_WHAT THE TASK ASKS_. Review the material line by line. Identify and copy every line that contains the string "Microsoft".

-=-=-=-=-

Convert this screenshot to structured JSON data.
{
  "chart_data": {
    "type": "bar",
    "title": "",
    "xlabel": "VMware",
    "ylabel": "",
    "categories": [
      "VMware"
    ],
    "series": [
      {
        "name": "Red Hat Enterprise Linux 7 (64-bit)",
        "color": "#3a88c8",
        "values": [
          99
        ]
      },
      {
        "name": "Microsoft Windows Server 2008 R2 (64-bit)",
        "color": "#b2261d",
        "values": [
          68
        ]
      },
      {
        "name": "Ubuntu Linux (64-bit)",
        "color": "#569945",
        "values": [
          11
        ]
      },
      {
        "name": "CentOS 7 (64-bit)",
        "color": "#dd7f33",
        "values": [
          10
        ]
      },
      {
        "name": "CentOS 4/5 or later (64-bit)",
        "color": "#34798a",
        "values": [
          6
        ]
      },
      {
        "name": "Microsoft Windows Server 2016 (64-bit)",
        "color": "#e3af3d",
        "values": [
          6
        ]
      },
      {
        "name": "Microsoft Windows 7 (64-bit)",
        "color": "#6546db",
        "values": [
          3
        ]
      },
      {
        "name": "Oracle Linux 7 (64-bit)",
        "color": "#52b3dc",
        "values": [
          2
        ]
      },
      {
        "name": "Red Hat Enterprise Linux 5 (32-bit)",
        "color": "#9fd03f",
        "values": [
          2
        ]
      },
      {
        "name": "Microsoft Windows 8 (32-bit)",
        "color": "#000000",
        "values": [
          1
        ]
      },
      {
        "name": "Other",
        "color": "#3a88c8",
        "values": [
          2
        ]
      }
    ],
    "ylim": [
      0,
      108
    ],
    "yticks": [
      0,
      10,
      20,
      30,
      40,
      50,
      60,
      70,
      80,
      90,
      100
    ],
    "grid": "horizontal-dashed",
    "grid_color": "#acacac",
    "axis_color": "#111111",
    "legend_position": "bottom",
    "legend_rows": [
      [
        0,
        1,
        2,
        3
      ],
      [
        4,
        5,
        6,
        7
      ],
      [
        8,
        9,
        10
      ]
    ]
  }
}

-=-=-=-=-

_COMPLETE ANSWER_.
        "name": "Microsoft Windows Server 2008 R2 (64-bit)",
        "name": "Microsoft Windows Server 2016 (64-bit)",
        "name": "Microsoft Windows 7 (64-bit)",
        "name": "Microsoft Windows 8 (32-bit)",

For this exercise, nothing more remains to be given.